**Brief:** Write the entries below out again exactly; any picture in them stays out.

**Data shown:**
▬▬▬▬▬▬▬▬▬▬
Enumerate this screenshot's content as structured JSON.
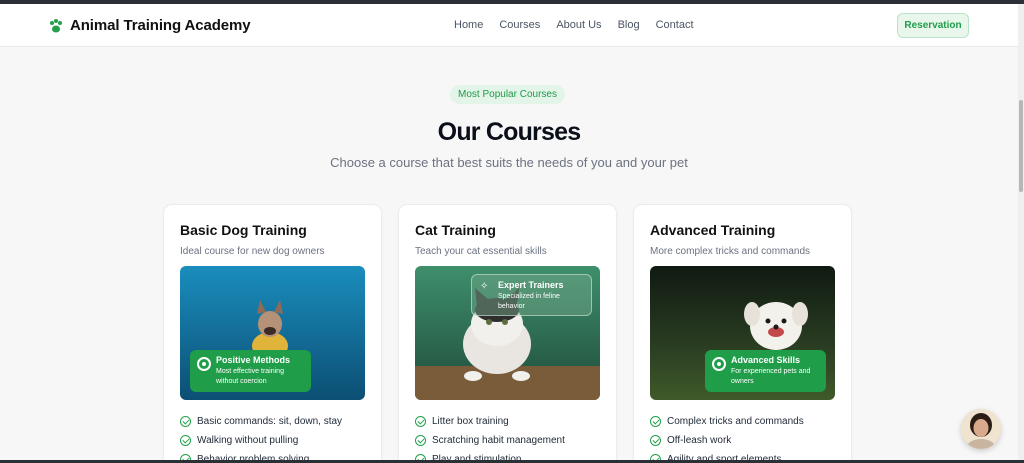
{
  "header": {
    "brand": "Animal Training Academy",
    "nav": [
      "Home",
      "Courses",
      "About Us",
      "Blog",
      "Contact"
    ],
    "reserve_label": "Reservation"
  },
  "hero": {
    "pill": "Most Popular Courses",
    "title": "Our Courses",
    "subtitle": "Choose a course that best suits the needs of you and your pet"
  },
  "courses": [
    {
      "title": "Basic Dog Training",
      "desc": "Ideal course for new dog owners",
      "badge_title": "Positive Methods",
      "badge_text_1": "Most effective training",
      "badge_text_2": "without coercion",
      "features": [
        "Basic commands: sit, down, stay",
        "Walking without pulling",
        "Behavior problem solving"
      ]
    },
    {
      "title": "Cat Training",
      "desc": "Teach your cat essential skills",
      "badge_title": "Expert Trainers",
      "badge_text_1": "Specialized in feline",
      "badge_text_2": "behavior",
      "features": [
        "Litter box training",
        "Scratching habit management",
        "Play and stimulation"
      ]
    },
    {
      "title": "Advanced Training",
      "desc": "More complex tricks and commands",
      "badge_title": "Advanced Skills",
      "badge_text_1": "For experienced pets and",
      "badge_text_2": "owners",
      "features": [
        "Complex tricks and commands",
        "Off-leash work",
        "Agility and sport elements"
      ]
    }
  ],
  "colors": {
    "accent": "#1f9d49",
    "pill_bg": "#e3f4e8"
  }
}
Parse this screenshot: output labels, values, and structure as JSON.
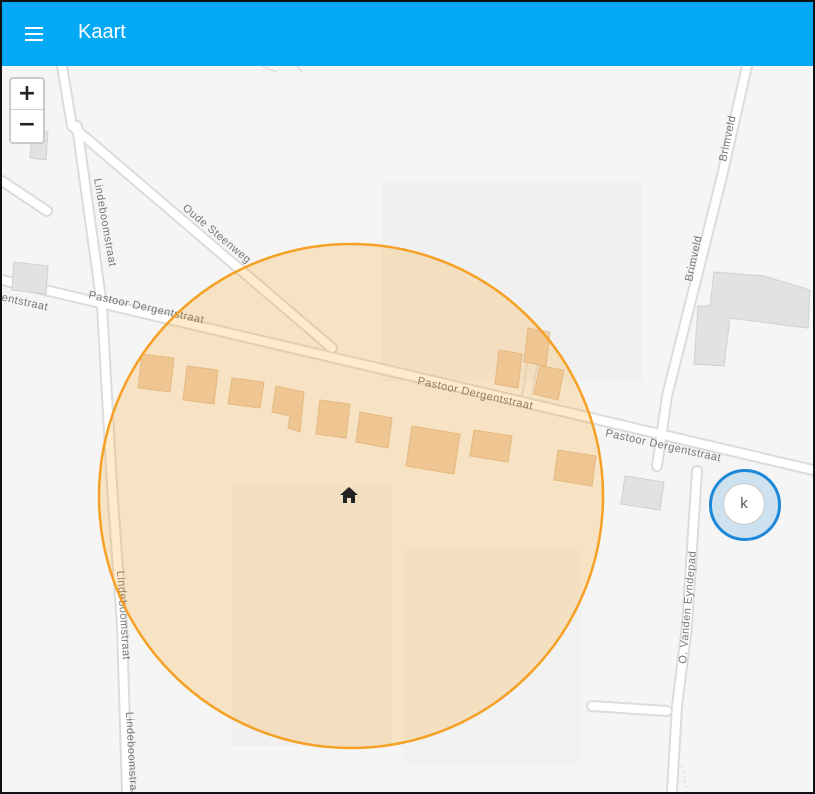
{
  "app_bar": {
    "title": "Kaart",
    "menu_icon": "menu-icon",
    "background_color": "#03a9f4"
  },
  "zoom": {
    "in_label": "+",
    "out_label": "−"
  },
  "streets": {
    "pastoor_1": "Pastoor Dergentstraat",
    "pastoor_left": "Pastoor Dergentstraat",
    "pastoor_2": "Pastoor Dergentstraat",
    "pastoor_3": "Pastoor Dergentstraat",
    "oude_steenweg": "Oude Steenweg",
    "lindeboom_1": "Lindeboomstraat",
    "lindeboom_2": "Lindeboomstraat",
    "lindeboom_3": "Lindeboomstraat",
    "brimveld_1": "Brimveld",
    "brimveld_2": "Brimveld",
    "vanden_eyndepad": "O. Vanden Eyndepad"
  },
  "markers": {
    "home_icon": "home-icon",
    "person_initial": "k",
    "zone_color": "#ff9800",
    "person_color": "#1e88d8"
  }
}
▬▬▬▬▬▬▬▬▬▬
**Solution for this task:**
Enumerate this screenshot's content as structured JSON.
{
  "header": {
    "brand": "Animal Training Academy",
    "nav": [
      "Home",
      "Courses",
      "About Us",
      "Blog",
      "Contact"
    ],
    "reserve_label": "Reservation"
  },
  "hero": {
    "pill": "Most Popular Courses",
    "title": "Our Courses",
    "subtitle": "Choose a course that best suits the needs of you and your pet"
  },
  "courses": [
    {
      "title": "Basic Dog Training",
      "desc": "Ideal course for new dog owners",
      "badge_title": "Positive Methods",
      "badge_text_1": "Most effective training",
      "badge_text_2": "without coercion",
      "features": [
        "Basic commands: sit, down, stay",
        "Walking without pulling",
        "Behavior problem solving"
      ]
    },
    {
      "title": "Cat Training",
      "desc": "Teach your cat essential skills",
      "badge_title": "Expert Trainers",
      "badge_text_1": "Specialized in feline",
      "badge_text_2": "behavior",
      "features": [
        "Litter box training",
        "Scratching habit management",
        "Play and stimulation"
      ]
    },
    {
      "title": "Advanced Training",
      "desc": "More complex tricks and commands",
      "badge_title": "Advanced Skills",
      "badge_text_1": "For experienced pets and",
      "badge_text_2": "owners",
      "features": [
        "Complex tricks and commands",
        "Off-leash work",
        "Agility and sport elements"
      ]
    }
  ],
  "colors": {
    "accent": "#1f9d49",
    "pill_bg": "#e3f4e8"
  }
}
Parse this screenshot: output labels, values, and structure as JSON.
{
  "app_bar": {
    "title": "Kaart",
    "menu_icon": "menu-icon",
    "background_color": "#03a9f4"
  },
  "zoom": {
    "in_label": "+",
    "out_label": "−"
  },
  "streets": {
    "pastoor_1": "Pastoor Dergentstraat",
    "pastoor_left": "Pastoor Dergentstraat",
    "pastoor_2": "Pastoor Dergentstraat",
    "pastoor_3": "Pastoor Dergentstraat",
    "oude_steenweg": "Oude Steenweg",
    "lindeboom_1": "Lindeboomstraat",
    "lindeboom_2": "Lindeboomstraat",
    "lindeboom_3": "Lindeboomstraat",
    "brimveld_1": "Brimveld",
    "brimveld_2": "Brimveld",
    "vanden_eyndepad": "O. Vanden Eyndepad"
  },
  "markers": {
    "home_icon": "home-icon",
    "person_initial": "k",
    "zone_color": "#ff9800",
    "person_color": "#1e88d8"
  }
}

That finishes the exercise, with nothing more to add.